[Data tied to figure images]
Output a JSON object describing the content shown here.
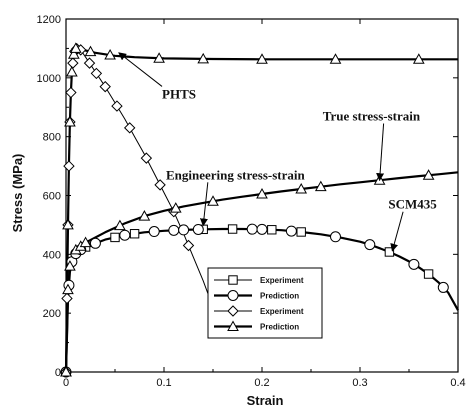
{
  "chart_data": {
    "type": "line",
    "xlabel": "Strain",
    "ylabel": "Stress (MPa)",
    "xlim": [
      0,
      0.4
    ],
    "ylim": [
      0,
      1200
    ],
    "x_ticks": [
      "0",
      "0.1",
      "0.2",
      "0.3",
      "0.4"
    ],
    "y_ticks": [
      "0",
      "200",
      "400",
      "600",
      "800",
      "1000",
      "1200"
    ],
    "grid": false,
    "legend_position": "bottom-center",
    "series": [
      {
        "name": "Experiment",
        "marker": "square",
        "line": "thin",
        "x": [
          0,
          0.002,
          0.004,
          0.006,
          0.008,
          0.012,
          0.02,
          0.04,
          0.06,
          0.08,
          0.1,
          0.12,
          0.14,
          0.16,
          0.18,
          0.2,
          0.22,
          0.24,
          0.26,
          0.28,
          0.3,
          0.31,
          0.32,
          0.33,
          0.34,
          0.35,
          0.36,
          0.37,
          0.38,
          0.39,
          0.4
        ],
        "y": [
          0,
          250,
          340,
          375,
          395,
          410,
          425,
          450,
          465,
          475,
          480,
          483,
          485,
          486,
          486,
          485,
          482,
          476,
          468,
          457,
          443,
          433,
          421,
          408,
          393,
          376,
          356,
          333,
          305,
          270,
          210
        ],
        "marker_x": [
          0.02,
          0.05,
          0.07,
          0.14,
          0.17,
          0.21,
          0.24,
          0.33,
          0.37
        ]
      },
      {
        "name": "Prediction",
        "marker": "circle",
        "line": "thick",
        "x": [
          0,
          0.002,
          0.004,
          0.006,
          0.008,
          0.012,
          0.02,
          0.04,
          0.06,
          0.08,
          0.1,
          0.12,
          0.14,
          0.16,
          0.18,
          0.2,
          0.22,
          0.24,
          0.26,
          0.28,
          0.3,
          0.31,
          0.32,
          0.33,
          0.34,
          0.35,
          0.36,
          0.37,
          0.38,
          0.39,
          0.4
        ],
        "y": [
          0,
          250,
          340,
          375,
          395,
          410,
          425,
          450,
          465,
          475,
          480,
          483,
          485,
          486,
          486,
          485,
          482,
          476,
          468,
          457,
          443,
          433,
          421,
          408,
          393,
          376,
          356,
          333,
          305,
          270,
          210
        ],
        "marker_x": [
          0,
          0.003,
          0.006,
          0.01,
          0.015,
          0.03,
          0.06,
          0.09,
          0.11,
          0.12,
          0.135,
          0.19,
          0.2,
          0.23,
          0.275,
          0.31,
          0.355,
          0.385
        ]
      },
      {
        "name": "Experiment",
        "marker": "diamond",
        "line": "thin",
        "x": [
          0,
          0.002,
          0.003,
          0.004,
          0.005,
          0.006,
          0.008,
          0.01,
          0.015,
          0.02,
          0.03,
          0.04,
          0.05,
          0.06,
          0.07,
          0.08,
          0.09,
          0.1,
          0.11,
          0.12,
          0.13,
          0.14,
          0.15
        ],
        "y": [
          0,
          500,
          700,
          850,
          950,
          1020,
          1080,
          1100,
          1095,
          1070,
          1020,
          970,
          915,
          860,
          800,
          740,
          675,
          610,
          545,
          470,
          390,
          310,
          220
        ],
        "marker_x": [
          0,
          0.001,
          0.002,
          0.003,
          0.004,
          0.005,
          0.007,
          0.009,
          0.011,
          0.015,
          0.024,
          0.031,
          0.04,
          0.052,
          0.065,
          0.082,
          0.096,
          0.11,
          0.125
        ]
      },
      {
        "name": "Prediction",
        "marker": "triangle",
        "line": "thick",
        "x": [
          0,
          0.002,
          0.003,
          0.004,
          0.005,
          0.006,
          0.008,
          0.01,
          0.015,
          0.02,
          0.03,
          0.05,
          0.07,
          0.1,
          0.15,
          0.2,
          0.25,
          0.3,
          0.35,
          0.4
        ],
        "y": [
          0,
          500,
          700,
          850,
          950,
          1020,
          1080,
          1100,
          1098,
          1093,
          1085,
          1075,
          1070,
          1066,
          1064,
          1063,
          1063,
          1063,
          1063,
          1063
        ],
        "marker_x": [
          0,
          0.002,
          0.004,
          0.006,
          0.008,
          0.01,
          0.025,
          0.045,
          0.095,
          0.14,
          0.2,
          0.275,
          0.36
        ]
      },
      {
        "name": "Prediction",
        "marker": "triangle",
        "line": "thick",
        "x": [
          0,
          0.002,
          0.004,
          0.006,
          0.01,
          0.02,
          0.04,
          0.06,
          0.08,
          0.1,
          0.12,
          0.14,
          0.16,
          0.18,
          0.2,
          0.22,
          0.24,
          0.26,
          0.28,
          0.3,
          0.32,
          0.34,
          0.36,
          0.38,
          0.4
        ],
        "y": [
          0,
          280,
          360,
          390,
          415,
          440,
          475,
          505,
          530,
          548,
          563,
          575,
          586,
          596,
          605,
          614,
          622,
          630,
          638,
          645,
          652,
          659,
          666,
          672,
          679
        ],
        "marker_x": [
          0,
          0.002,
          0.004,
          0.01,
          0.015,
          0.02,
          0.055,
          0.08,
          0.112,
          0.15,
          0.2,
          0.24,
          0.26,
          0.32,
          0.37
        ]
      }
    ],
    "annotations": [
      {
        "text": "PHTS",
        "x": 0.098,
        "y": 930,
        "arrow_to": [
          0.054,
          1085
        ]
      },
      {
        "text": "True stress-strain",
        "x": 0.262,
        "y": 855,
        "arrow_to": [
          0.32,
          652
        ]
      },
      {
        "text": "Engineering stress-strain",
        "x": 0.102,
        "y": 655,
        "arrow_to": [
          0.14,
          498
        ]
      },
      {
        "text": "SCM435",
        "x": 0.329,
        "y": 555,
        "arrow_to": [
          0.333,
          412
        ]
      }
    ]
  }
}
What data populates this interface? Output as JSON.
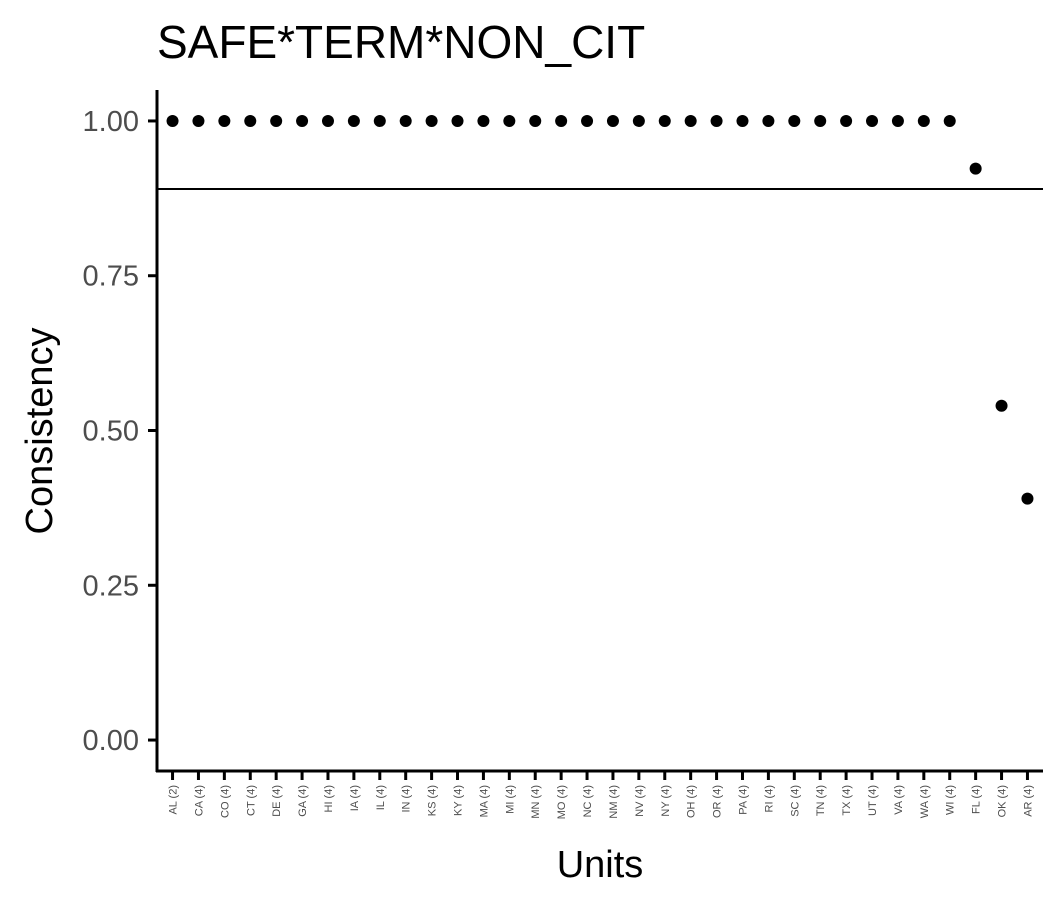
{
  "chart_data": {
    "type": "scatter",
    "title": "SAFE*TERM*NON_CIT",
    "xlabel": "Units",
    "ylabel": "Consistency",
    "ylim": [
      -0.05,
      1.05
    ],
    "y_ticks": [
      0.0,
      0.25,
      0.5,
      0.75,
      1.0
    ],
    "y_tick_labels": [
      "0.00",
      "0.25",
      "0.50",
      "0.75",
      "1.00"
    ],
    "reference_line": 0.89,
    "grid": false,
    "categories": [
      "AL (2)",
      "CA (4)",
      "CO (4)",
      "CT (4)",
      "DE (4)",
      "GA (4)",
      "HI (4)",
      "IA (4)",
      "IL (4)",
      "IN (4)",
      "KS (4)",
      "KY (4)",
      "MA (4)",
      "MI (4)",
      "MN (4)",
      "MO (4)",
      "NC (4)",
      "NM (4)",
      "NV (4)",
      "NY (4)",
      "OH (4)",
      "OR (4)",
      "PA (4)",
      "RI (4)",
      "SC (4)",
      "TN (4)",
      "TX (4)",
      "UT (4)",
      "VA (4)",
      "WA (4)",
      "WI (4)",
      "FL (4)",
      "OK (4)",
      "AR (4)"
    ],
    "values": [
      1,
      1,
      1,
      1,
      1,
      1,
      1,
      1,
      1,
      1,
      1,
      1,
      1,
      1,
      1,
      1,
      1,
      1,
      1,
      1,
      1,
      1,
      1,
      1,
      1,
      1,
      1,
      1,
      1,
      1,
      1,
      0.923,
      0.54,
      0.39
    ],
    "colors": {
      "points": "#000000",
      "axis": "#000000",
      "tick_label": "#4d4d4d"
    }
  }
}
* * *
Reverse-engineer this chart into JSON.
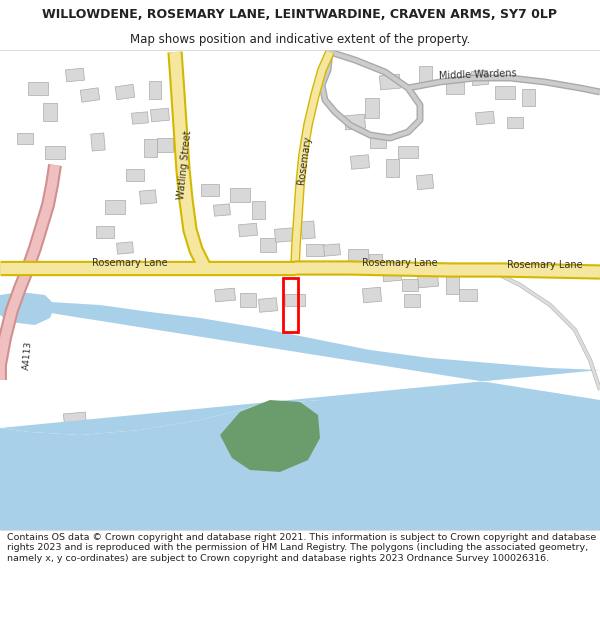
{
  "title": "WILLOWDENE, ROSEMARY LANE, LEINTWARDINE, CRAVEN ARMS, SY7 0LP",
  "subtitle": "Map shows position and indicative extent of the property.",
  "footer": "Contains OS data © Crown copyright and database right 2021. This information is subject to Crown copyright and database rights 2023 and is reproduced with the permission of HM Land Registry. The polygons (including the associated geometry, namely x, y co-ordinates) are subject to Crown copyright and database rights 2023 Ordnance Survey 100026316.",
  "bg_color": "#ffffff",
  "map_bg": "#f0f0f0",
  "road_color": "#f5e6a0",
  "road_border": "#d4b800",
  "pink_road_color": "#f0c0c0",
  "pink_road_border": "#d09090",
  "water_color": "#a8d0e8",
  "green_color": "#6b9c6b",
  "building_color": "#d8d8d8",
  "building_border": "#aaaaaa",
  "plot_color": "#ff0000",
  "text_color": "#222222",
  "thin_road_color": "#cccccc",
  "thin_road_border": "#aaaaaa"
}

Your goal: Using the material above, count the lines containing the word "aaaaaa". Reply with the number alone.

Final result: 2